Provided records

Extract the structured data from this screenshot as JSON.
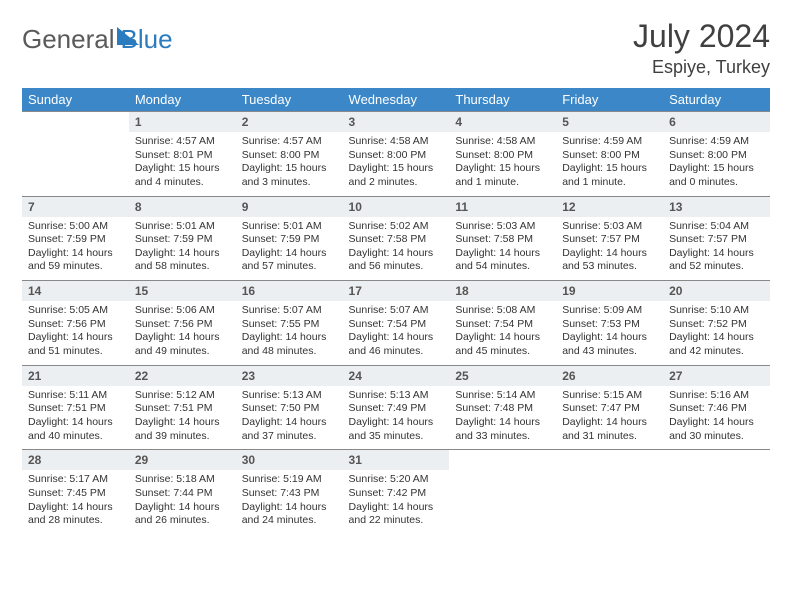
{
  "logo": {
    "part1": "General",
    "part2": "Blue"
  },
  "title": "July 2024",
  "location": "Espiye, Turkey",
  "colors": {
    "header_bg": "#3b87c8",
    "daynum_bg": "#eceff1",
    "border": "#888888",
    "text": "#333333",
    "logo_blue": "#2b7bbf"
  },
  "weekdays": [
    "Sunday",
    "Monday",
    "Tuesday",
    "Wednesday",
    "Thursday",
    "Friday",
    "Saturday"
  ],
  "weeks": [
    [
      {
        "n": "",
        "sr": "",
        "ss": "",
        "dl": ""
      },
      {
        "n": "1",
        "sr": "Sunrise: 4:57 AM",
        "ss": "Sunset: 8:01 PM",
        "dl": "Daylight: 15 hours and 4 minutes."
      },
      {
        "n": "2",
        "sr": "Sunrise: 4:57 AM",
        "ss": "Sunset: 8:00 PM",
        "dl": "Daylight: 15 hours and 3 minutes."
      },
      {
        "n": "3",
        "sr": "Sunrise: 4:58 AM",
        "ss": "Sunset: 8:00 PM",
        "dl": "Daylight: 15 hours and 2 minutes."
      },
      {
        "n": "4",
        "sr": "Sunrise: 4:58 AM",
        "ss": "Sunset: 8:00 PM",
        "dl": "Daylight: 15 hours and 1 minute."
      },
      {
        "n": "5",
        "sr": "Sunrise: 4:59 AM",
        "ss": "Sunset: 8:00 PM",
        "dl": "Daylight: 15 hours and 1 minute."
      },
      {
        "n": "6",
        "sr": "Sunrise: 4:59 AM",
        "ss": "Sunset: 8:00 PM",
        "dl": "Daylight: 15 hours and 0 minutes."
      }
    ],
    [
      {
        "n": "7",
        "sr": "Sunrise: 5:00 AM",
        "ss": "Sunset: 7:59 PM",
        "dl": "Daylight: 14 hours and 59 minutes."
      },
      {
        "n": "8",
        "sr": "Sunrise: 5:01 AM",
        "ss": "Sunset: 7:59 PM",
        "dl": "Daylight: 14 hours and 58 minutes."
      },
      {
        "n": "9",
        "sr": "Sunrise: 5:01 AM",
        "ss": "Sunset: 7:59 PM",
        "dl": "Daylight: 14 hours and 57 minutes."
      },
      {
        "n": "10",
        "sr": "Sunrise: 5:02 AM",
        "ss": "Sunset: 7:58 PM",
        "dl": "Daylight: 14 hours and 56 minutes."
      },
      {
        "n": "11",
        "sr": "Sunrise: 5:03 AM",
        "ss": "Sunset: 7:58 PM",
        "dl": "Daylight: 14 hours and 54 minutes."
      },
      {
        "n": "12",
        "sr": "Sunrise: 5:03 AM",
        "ss": "Sunset: 7:57 PM",
        "dl": "Daylight: 14 hours and 53 minutes."
      },
      {
        "n": "13",
        "sr": "Sunrise: 5:04 AM",
        "ss": "Sunset: 7:57 PM",
        "dl": "Daylight: 14 hours and 52 minutes."
      }
    ],
    [
      {
        "n": "14",
        "sr": "Sunrise: 5:05 AM",
        "ss": "Sunset: 7:56 PM",
        "dl": "Daylight: 14 hours and 51 minutes."
      },
      {
        "n": "15",
        "sr": "Sunrise: 5:06 AM",
        "ss": "Sunset: 7:56 PM",
        "dl": "Daylight: 14 hours and 49 minutes."
      },
      {
        "n": "16",
        "sr": "Sunrise: 5:07 AM",
        "ss": "Sunset: 7:55 PM",
        "dl": "Daylight: 14 hours and 48 minutes."
      },
      {
        "n": "17",
        "sr": "Sunrise: 5:07 AM",
        "ss": "Sunset: 7:54 PM",
        "dl": "Daylight: 14 hours and 46 minutes."
      },
      {
        "n": "18",
        "sr": "Sunrise: 5:08 AM",
        "ss": "Sunset: 7:54 PM",
        "dl": "Daylight: 14 hours and 45 minutes."
      },
      {
        "n": "19",
        "sr": "Sunrise: 5:09 AM",
        "ss": "Sunset: 7:53 PM",
        "dl": "Daylight: 14 hours and 43 minutes."
      },
      {
        "n": "20",
        "sr": "Sunrise: 5:10 AM",
        "ss": "Sunset: 7:52 PM",
        "dl": "Daylight: 14 hours and 42 minutes."
      }
    ],
    [
      {
        "n": "21",
        "sr": "Sunrise: 5:11 AM",
        "ss": "Sunset: 7:51 PM",
        "dl": "Daylight: 14 hours and 40 minutes."
      },
      {
        "n": "22",
        "sr": "Sunrise: 5:12 AM",
        "ss": "Sunset: 7:51 PM",
        "dl": "Daylight: 14 hours and 39 minutes."
      },
      {
        "n": "23",
        "sr": "Sunrise: 5:13 AM",
        "ss": "Sunset: 7:50 PM",
        "dl": "Daylight: 14 hours and 37 minutes."
      },
      {
        "n": "24",
        "sr": "Sunrise: 5:13 AM",
        "ss": "Sunset: 7:49 PM",
        "dl": "Daylight: 14 hours and 35 minutes."
      },
      {
        "n": "25",
        "sr": "Sunrise: 5:14 AM",
        "ss": "Sunset: 7:48 PM",
        "dl": "Daylight: 14 hours and 33 minutes."
      },
      {
        "n": "26",
        "sr": "Sunrise: 5:15 AM",
        "ss": "Sunset: 7:47 PM",
        "dl": "Daylight: 14 hours and 31 minutes."
      },
      {
        "n": "27",
        "sr": "Sunrise: 5:16 AM",
        "ss": "Sunset: 7:46 PM",
        "dl": "Daylight: 14 hours and 30 minutes."
      }
    ],
    [
      {
        "n": "28",
        "sr": "Sunrise: 5:17 AM",
        "ss": "Sunset: 7:45 PM",
        "dl": "Daylight: 14 hours and 28 minutes."
      },
      {
        "n": "29",
        "sr": "Sunrise: 5:18 AM",
        "ss": "Sunset: 7:44 PM",
        "dl": "Daylight: 14 hours and 26 minutes."
      },
      {
        "n": "30",
        "sr": "Sunrise: 5:19 AM",
        "ss": "Sunset: 7:43 PM",
        "dl": "Daylight: 14 hours and 24 minutes."
      },
      {
        "n": "31",
        "sr": "Sunrise: 5:20 AM",
        "ss": "Sunset: 7:42 PM",
        "dl": "Daylight: 14 hours and 22 minutes."
      },
      {
        "n": "",
        "sr": "",
        "ss": "",
        "dl": ""
      },
      {
        "n": "",
        "sr": "",
        "ss": "",
        "dl": ""
      },
      {
        "n": "",
        "sr": "",
        "ss": "",
        "dl": ""
      }
    ]
  ]
}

Your goal
Each record must be quoted in full and exactly. Do not include the pictures.

Exercise answer
Extract the structured data from this screenshot as JSON.
{
  "logo": {
    "part1": "General",
    "part2": "Blue"
  },
  "title": "July 2024",
  "location": "Espiye, Turkey",
  "colors": {
    "header_bg": "#3b87c8",
    "daynum_bg": "#eceff1",
    "border": "#888888",
    "text": "#333333",
    "logo_blue": "#2b7bbf"
  },
  "weekdays": [
    "Sunday",
    "Monday",
    "Tuesday",
    "Wednesday",
    "Thursday",
    "Friday",
    "Saturday"
  ],
  "weeks": [
    [
      {
        "n": "",
        "sr": "",
        "ss": "",
        "dl": ""
      },
      {
        "n": "1",
        "sr": "Sunrise: 4:57 AM",
        "ss": "Sunset: 8:01 PM",
        "dl": "Daylight: 15 hours and 4 minutes."
      },
      {
        "n": "2",
        "sr": "Sunrise: 4:57 AM",
        "ss": "Sunset: 8:00 PM",
        "dl": "Daylight: 15 hours and 3 minutes."
      },
      {
        "n": "3",
        "sr": "Sunrise: 4:58 AM",
        "ss": "Sunset: 8:00 PM",
        "dl": "Daylight: 15 hours and 2 minutes."
      },
      {
        "n": "4",
        "sr": "Sunrise: 4:58 AM",
        "ss": "Sunset: 8:00 PM",
        "dl": "Daylight: 15 hours and 1 minute."
      },
      {
        "n": "5",
        "sr": "Sunrise: 4:59 AM",
        "ss": "Sunset: 8:00 PM",
        "dl": "Daylight: 15 hours and 1 minute."
      },
      {
        "n": "6",
        "sr": "Sunrise: 4:59 AM",
        "ss": "Sunset: 8:00 PM",
        "dl": "Daylight: 15 hours and 0 minutes."
      }
    ],
    [
      {
        "n": "7",
        "sr": "Sunrise: 5:00 AM",
        "ss": "Sunset: 7:59 PM",
        "dl": "Daylight: 14 hours and 59 minutes."
      },
      {
        "n": "8",
        "sr": "Sunrise: 5:01 AM",
        "ss": "Sunset: 7:59 PM",
        "dl": "Daylight: 14 hours and 58 minutes."
      },
      {
        "n": "9",
        "sr": "Sunrise: 5:01 AM",
        "ss": "Sunset: 7:59 PM",
        "dl": "Daylight: 14 hours and 57 minutes."
      },
      {
        "n": "10",
        "sr": "Sunrise: 5:02 AM",
        "ss": "Sunset: 7:58 PM",
        "dl": "Daylight: 14 hours and 56 minutes."
      },
      {
        "n": "11",
        "sr": "Sunrise: 5:03 AM",
        "ss": "Sunset: 7:58 PM",
        "dl": "Daylight: 14 hours and 54 minutes."
      },
      {
        "n": "12",
        "sr": "Sunrise: 5:03 AM",
        "ss": "Sunset: 7:57 PM",
        "dl": "Daylight: 14 hours and 53 minutes."
      },
      {
        "n": "13",
        "sr": "Sunrise: 5:04 AM",
        "ss": "Sunset: 7:57 PM",
        "dl": "Daylight: 14 hours and 52 minutes."
      }
    ],
    [
      {
        "n": "14",
        "sr": "Sunrise: 5:05 AM",
        "ss": "Sunset: 7:56 PM",
        "dl": "Daylight: 14 hours and 51 minutes."
      },
      {
        "n": "15",
        "sr": "Sunrise: 5:06 AM",
        "ss": "Sunset: 7:56 PM",
        "dl": "Daylight: 14 hours and 49 minutes."
      },
      {
        "n": "16",
        "sr": "Sunrise: 5:07 AM",
        "ss": "Sunset: 7:55 PM",
        "dl": "Daylight: 14 hours and 48 minutes."
      },
      {
        "n": "17",
        "sr": "Sunrise: 5:07 AM",
        "ss": "Sunset: 7:54 PM",
        "dl": "Daylight: 14 hours and 46 minutes."
      },
      {
        "n": "18",
        "sr": "Sunrise: 5:08 AM",
        "ss": "Sunset: 7:54 PM",
        "dl": "Daylight: 14 hours and 45 minutes."
      },
      {
        "n": "19",
        "sr": "Sunrise: 5:09 AM",
        "ss": "Sunset: 7:53 PM",
        "dl": "Daylight: 14 hours and 43 minutes."
      },
      {
        "n": "20",
        "sr": "Sunrise: 5:10 AM",
        "ss": "Sunset: 7:52 PM",
        "dl": "Daylight: 14 hours and 42 minutes."
      }
    ],
    [
      {
        "n": "21",
        "sr": "Sunrise: 5:11 AM",
        "ss": "Sunset: 7:51 PM",
        "dl": "Daylight: 14 hours and 40 minutes."
      },
      {
        "n": "22",
        "sr": "Sunrise: 5:12 AM",
        "ss": "Sunset: 7:51 PM",
        "dl": "Daylight: 14 hours and 39 minutes."
      },
      {
        "n": "23",
        "sr": "Sunrise: 5:13 AM",
        "ss": "Sunset: 7:50 PM",
        "dl": "Daylight: 14 hours and 37 minutes."
      },
      {
        "n": "24",
        "sr": "Sunrise: 5:13 AM",
        "ss": "Sunset: 7:49 PM",
        "dl": "Daylight: 14 hours and 35 minutes."
      },
      {
        "n": "25",
        "sr": "Sunrise: 5:14 AM",
        "ss": "Sunset: 7:48 PM",
        "dl": "Daylight: 14 hours and 33 minutes."
      },
      {
        "n": "26",
        "sr": "Sunrise: 5:15 AM",
        "ss": "Sunset: 7:47 PM",
        "dl": "Daylight: 14 hours and 31 minutes."
      },
      {
        "n": "27",
        "sr": "Sunrise: 5:16 AM",
        "ss": "Sunset: 7:46 PM",
        "dl": "Daylight: 14 hours and 30 minutes."
      }
    ],
    [
      {
        "n": "28",
        "sr": "Sunrise: 5:17 AM",
        "ss": "Sunset: 7:45 PM",
        "dl": "Daylight: 14 hours and 28 minutes."
      },
      {
        "n": "29",
        "sr": "Sunrise: 5:18 AM",
        "ss": "Sunset: 7:44 PM",
        "dl": "Daylight: 14 hours and 26 minutes."
      },
      {
        "n": "30",
        "sr": "Sunrise: 5:19 AM",
        "ss": "Sunset: 7:43 PM",
        "dl": "Daylight: 14 hours and 24 minutes."
      },
      {
        "n": "31",
        "sr": "Sunrise: 5:20 AM",
        "ss": "Sunset: 7:42 PM",
        "dl": "Daylight: 14 hours and 22 minutes."
      },
      {
        "n": "",
        "sr": "",
        "ss": "",
        "dl": ""
      },
      {
        "n": "",
        "sr": "",
        "ss": "",
        "dl": ""
      },
      {
        "n": "",
        "sr": "",
        "ss": "",
        "dl": ""
      }
    ]
  ]
}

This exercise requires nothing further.